SET EXERCISE: Among the entries that follow, tally the lines with the string "referral". Give no more than the number.

Stored data entries:
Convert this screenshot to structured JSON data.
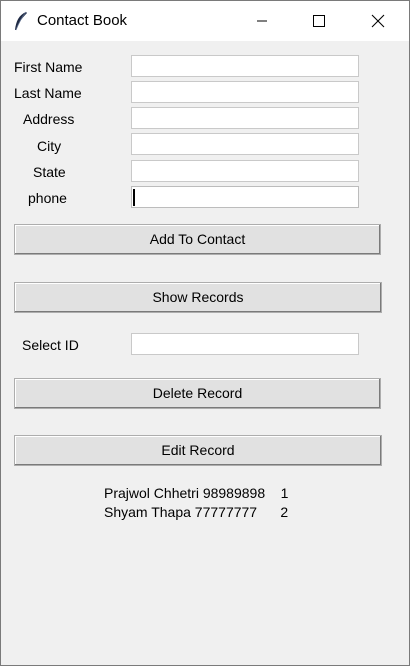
{
  "window": {
    "title": "Contact Book",
    "controls": [
      "minimize-icon",
      "maximize-icon",
      "close-icon"
    ]
  },
  "form": {
    "fields": [
      {
        "label": "First Name",
        "value": ""
      },
      {
        "label": "Last Name",
        "value": ""
      },
      {
        "label": "Address",
        "value": ""
      },
      {
        "label": "City",
        "value": ""
      },
      {
        "label": "State",
        "value": ""
      },
      {
        "label": "phone",
        "value": ""
      }
    ],
    "add_button": "Add To Contact",
    "show_button": "Show Records",
    "select_id_label": "Select ID",
    "select_id_value": "",
    "delete_button": "Delete Record",
    "edit_button": "Edit Record"
  },
  "records": [
    "Prajwol Chhetri 98989898    1",
    "Shyam Thapa 77777777      2"
  ]
}
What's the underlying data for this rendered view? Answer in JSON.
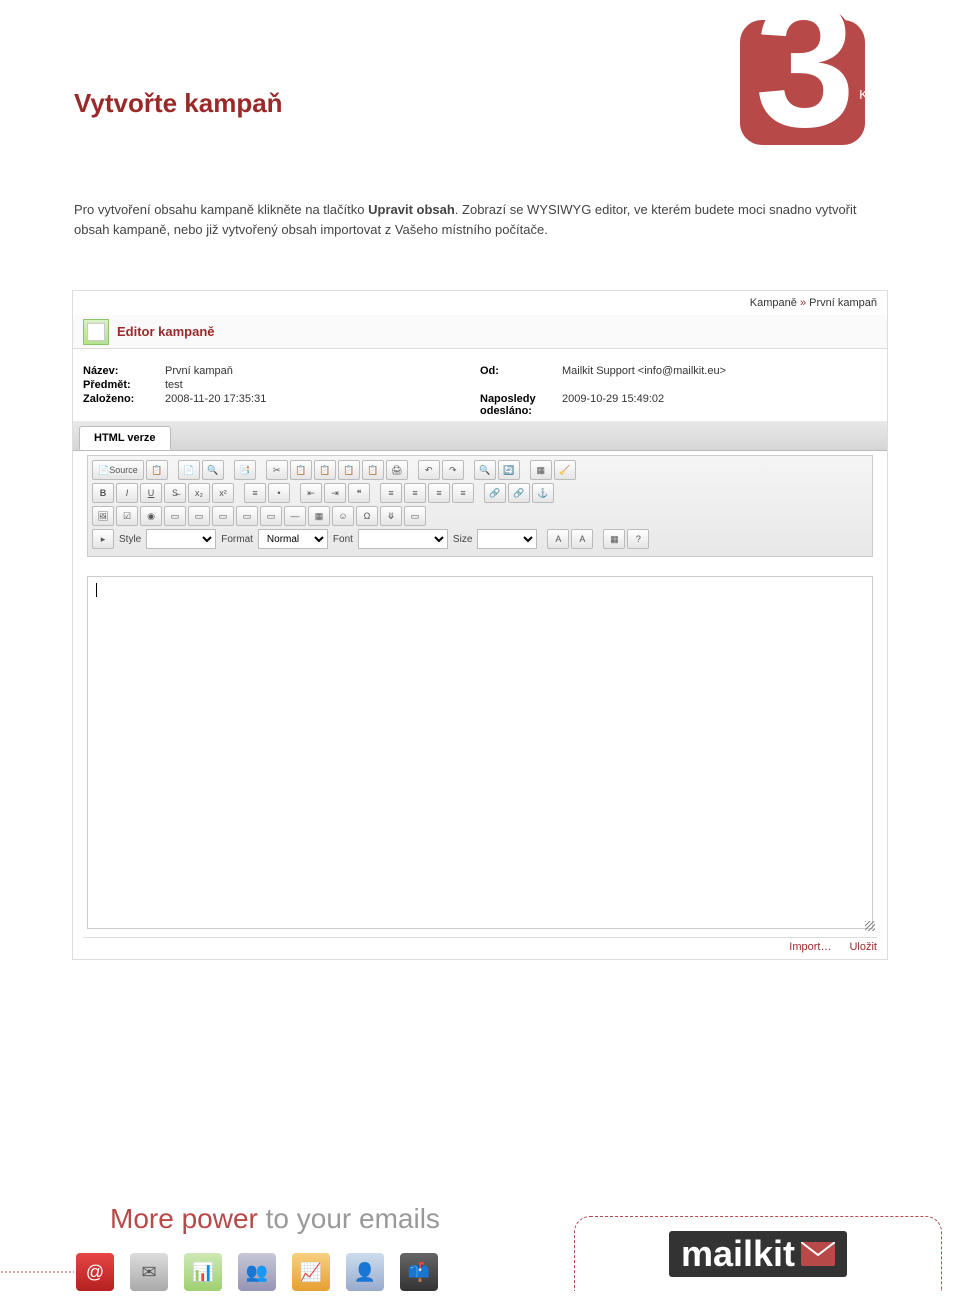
{
  "page": {
    "title": "Vytvořte kampaň",
    "step_number": "3",
    "step_label": "KROK",
    "intro_1": "Pro vytvoření obsahu kampaně klikněte na tlačítko ",
    "intro_bold": "Upravit obsah",
    "intro_2": ". Zobrazí se WYSIWYG editor, ve kterém budete moci snadno vytvořit obsah kampaně, nebo již vytvořený obsah importovat z Vašeho místního počítače."
  },
  "screenshot": {
    "breadcrumb_1": "Kampaně",
    "breadcrumb_sep": " » ",
    "breadcrumb_2": "První kampaň",
    "editor_title": "Editor kampaně",
    "info": {
      "nazev_label": "Název:",
      "nazev_value": "První kampaň",
      "predmet_label": "Předmět:",
      "predmet_value": "test",
      "zalozeno_label": "Založeno:",
      "zalozeno_value": "2008-11-20 17:35:31",
      "od_label": "Od:",
      "od_value": "Mailkit Support <info@mailkit.eu>",
      "naposledy_label": "Naposledy odesláno:",
      "naposledy_value": "2009-10-29 15:49:02"
    },
    "tab": "HTML verze",
    "toolbar": {
      "source": "Source",
      "style_label": "Style",
      "format_label": "Format",
      "format_value": "Normal",
      "font_label": "Font",
      "size_label": "Size"
    },
    "footer": {
      "import": "Import…",
      "save": "Uložit"
    }
  },
  "footer": {
    "tagline_1": "More power ",
    "tagline_2": "to your emails",
    "logo": "mailkit"
  }
}
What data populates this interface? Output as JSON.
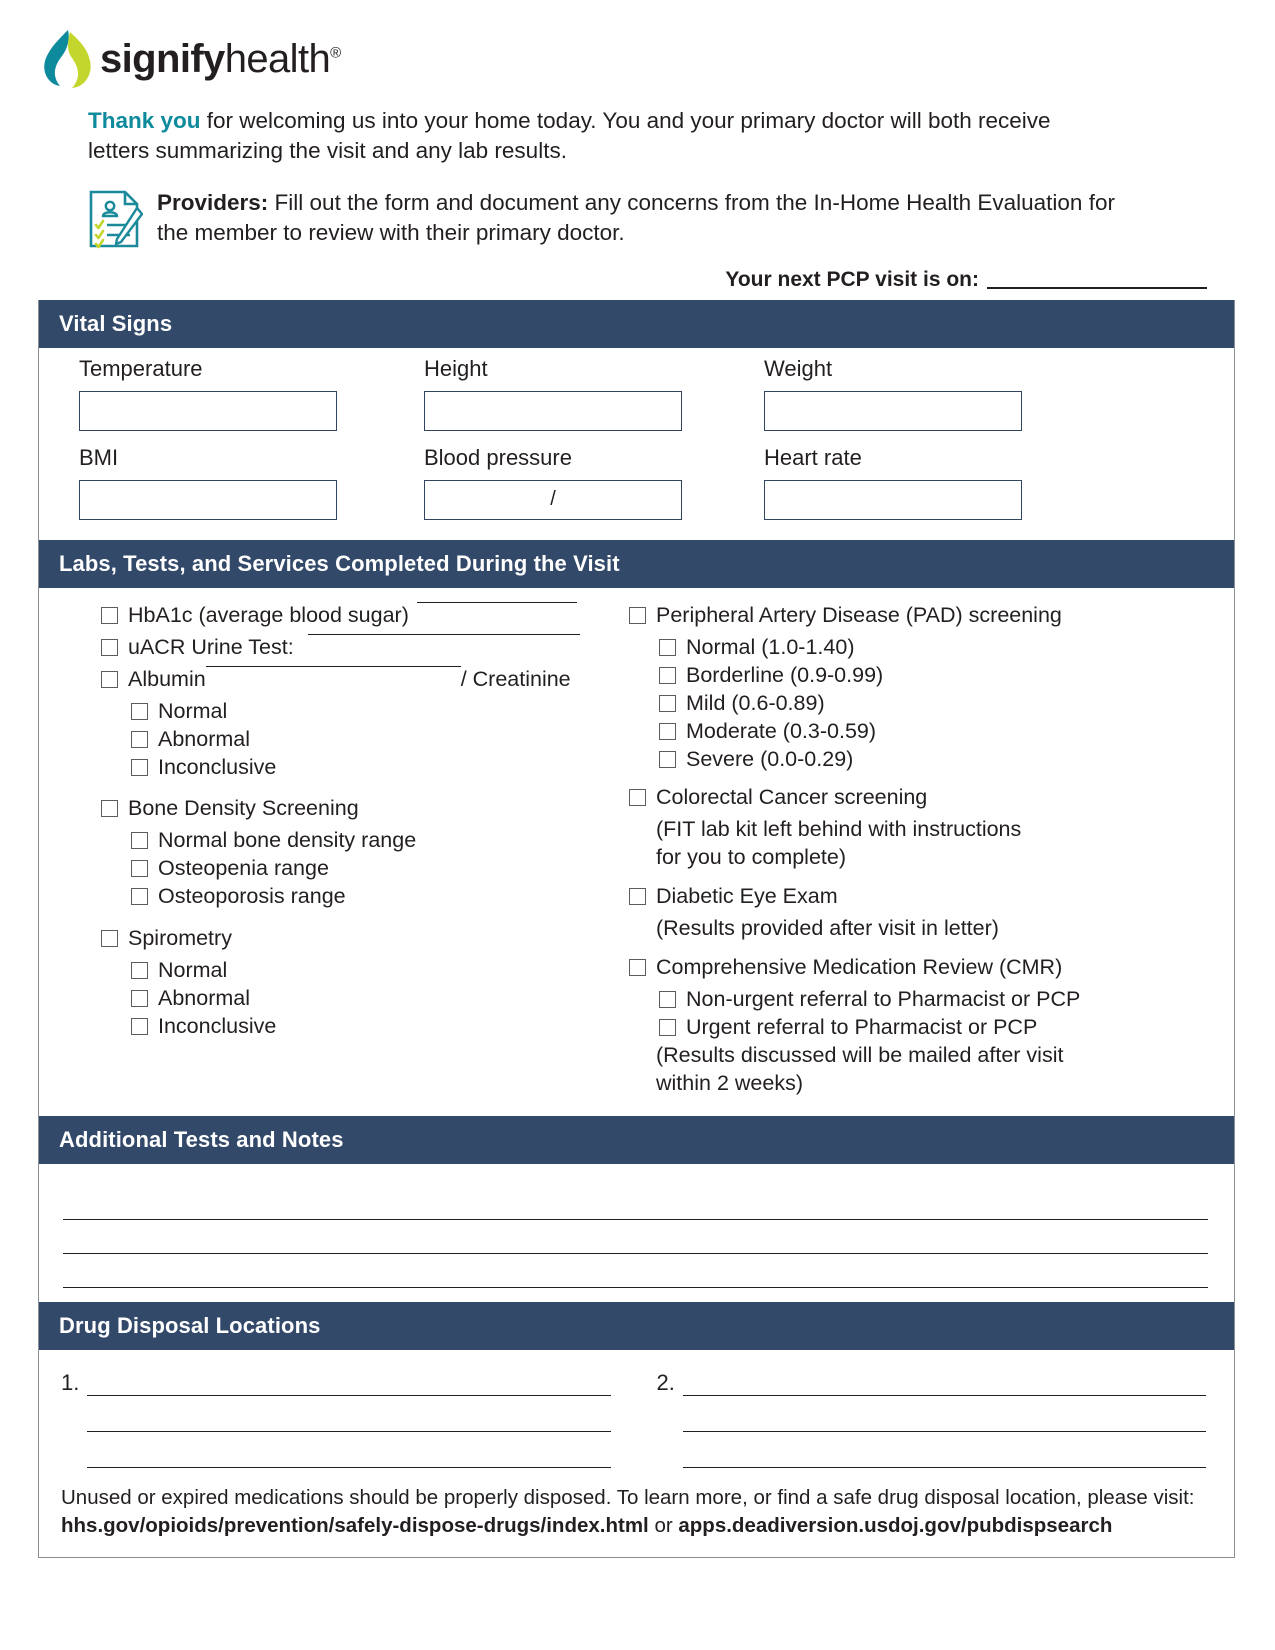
{
  "brand": {
    "logo_text_bold": "signify",
    "logo_text_light": "health",
    "logo_registered": "®",
    "accent_teal": "#0d8b9c",
    "accent_green": "#c3d62e",
    "header_navy": "#33496a"
  },
  "intro": {
    "accent": "Thank you",
    "rest": " for welcoming us into your home today. You and your primary doctor will both receive letters summarizing the visit and any lab results."
  },
  "providers": {
    "label": "Providers:",
    "text": " Fill out the form and document any concerns from the In-Home Health Evaluation for the member to review with their primary doctor."
  },
  "pcp": {
    "label": "Your next PCP visit is on:",
    "value": ""
  },
  "sections": {
    "vitals_title": "Vital Signs",
    "labs_title": "Labs, Tests, and Services Completed During the Visit",
    "notes_title": "Additional Tests and Notes",
    "disposal_title": "Drug Disposal Locations"
  },
  "vitals": [
    {
      "label": "Temperature",
      "value": ""
    },
    {
      "label": "Height",
      "value": ""
    },
    {
      "label": "Weight",
      "value": ""
    },
    {
      "label": "BMI",
      "value": ""
    },
    {
      "label": "Blood pressure",
      "value": "/"
    },
    {
      "label": "Heart rate",
      "value": ""
    }
  ],
  "labs_left": {
    "hba1c": "HbA1c (average blood sugar)",
    "uacr": "uACR Urine Test:",
    "albumin": "Albumin",
    "creatinine": "/ Creatinine",
    "albumin_options": [
      "Normal",
      "Abnormal",
      "Inconclusive"
    ],
    "bone_density": "Bone Density Screening",
    "bone_density_options": [
      "Normal bone density range",
      "Osteopenia range",
      "Osteoporosis range"
    ],
    "spirometry": "Spirometry",
    "spirometry_options": [
      "Normal",
      "Abnormal",
      "Inconclusive"
    ]
  },
  "labs_right": {
    "pad": "Peripheral Artery Disease (PAD) screening",
    "pad_options": [
      "Normal (1.0-1.40)",
      "Borderline (0.9-0.99)",
      "Mild (0.6-0.89)",
      "Moderate (0.3-0.59)",
      "Severe (0.0-0.29)"
    ],
    "colorectal": "Colorectal Cancer screening",
    "colorectal_note1": "(FIT lab kit left behind with instructions",
    "colorectal_note2": " for you to complete)",
    "eye_exam": "Diabetic Eye Exam",
    "eye_exam_note": "(Results provided after visit in letter)",
    "cmr": "Comprehensive Medication Review (CMR)",
    "cmr_options": [
      "Non-urgent referral to Pharmacist or PCP",
      "Urgent referral to Pharmacist or PCP"
    ],
    "cmr_note1": "(Results discussed will be mailed after visit",
    "cmr_note2": "within 2 weeks)"
  },
  "notes": {
    "lines": [
      "",
      "",
      ""
    ]
  },
  "disposal": {
    "item1_number": "1.",
    "item1_value": "",
    "item2_number": "2.",
    "item2_value": "",
    "footer_text": "Unused or expired medications should be properly disposed. To learn more, or find a safe drug disposal location, please visit: ",
    "footer_url1": "hhs.gov/opioids/prevention/safely-dispose-drugs/index.html",
    "footer_or": " or ",
    "footer_url2": "apps.deadiversion.usdoj.gov/pubdispsearch"
  }
}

WRITTEN SOLUTION: 2